**AIM**
Check each line of the listing for the word "JSON" and give only the number of lines that have it.

————

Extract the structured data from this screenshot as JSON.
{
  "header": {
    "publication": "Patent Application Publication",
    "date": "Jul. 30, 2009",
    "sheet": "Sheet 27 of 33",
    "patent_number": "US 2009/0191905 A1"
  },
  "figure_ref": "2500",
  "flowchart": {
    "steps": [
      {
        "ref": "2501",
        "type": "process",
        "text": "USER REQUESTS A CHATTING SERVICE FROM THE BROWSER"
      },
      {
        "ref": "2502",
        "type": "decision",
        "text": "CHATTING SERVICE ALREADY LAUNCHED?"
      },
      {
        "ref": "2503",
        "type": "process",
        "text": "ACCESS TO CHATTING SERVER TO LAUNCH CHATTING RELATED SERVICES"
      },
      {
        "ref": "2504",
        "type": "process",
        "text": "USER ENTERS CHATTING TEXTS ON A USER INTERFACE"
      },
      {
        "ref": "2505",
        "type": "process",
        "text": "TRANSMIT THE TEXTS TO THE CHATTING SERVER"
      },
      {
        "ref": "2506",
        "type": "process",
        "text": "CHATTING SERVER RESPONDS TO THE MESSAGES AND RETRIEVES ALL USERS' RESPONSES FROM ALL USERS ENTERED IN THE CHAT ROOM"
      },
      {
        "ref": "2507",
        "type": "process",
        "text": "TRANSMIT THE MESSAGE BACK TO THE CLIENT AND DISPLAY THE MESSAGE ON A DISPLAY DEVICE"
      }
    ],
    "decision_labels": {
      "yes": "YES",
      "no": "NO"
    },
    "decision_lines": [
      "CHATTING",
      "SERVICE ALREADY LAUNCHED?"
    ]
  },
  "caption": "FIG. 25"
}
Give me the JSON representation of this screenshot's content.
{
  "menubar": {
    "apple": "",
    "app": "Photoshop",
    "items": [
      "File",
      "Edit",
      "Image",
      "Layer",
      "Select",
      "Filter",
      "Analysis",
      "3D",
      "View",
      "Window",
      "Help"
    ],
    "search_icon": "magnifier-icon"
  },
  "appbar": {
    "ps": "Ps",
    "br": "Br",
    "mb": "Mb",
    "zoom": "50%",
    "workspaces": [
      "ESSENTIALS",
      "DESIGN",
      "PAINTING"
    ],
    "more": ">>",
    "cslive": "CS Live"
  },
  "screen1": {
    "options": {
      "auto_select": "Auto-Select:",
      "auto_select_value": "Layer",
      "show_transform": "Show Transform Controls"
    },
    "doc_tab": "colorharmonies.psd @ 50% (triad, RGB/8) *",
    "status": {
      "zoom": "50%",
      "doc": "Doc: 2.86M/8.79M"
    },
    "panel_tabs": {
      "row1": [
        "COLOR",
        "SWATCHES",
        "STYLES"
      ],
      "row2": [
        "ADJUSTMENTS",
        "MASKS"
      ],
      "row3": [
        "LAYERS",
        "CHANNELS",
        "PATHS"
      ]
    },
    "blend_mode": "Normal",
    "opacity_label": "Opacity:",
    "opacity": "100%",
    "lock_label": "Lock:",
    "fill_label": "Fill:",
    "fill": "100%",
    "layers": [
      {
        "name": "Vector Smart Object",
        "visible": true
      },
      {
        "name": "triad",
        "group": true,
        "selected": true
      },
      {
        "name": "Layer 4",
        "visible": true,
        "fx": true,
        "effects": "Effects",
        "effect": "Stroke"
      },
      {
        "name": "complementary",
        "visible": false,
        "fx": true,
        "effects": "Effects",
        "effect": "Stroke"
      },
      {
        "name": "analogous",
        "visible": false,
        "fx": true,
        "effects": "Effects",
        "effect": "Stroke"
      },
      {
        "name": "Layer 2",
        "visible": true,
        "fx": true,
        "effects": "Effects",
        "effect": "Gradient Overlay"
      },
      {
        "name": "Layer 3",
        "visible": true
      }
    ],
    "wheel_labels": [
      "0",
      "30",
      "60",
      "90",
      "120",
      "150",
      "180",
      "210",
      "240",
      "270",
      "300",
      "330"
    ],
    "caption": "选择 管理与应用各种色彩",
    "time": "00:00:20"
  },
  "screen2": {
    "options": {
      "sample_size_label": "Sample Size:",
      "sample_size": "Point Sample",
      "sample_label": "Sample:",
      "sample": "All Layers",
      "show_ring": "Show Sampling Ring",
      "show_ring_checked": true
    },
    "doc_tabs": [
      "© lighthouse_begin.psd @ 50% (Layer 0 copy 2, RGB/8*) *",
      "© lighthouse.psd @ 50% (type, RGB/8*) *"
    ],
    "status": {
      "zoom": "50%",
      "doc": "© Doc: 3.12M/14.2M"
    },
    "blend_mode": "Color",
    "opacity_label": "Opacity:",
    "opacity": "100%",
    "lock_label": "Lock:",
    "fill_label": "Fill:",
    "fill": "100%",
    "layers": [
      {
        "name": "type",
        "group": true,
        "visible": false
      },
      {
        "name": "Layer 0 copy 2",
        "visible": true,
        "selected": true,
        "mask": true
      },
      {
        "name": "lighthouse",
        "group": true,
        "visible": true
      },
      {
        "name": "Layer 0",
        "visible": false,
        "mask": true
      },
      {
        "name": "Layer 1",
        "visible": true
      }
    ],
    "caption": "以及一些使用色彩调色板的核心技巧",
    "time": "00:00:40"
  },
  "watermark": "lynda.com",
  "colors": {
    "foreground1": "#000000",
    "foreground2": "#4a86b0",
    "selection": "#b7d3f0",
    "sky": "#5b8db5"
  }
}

————

**SOLUTION FOR THIS TASK**
2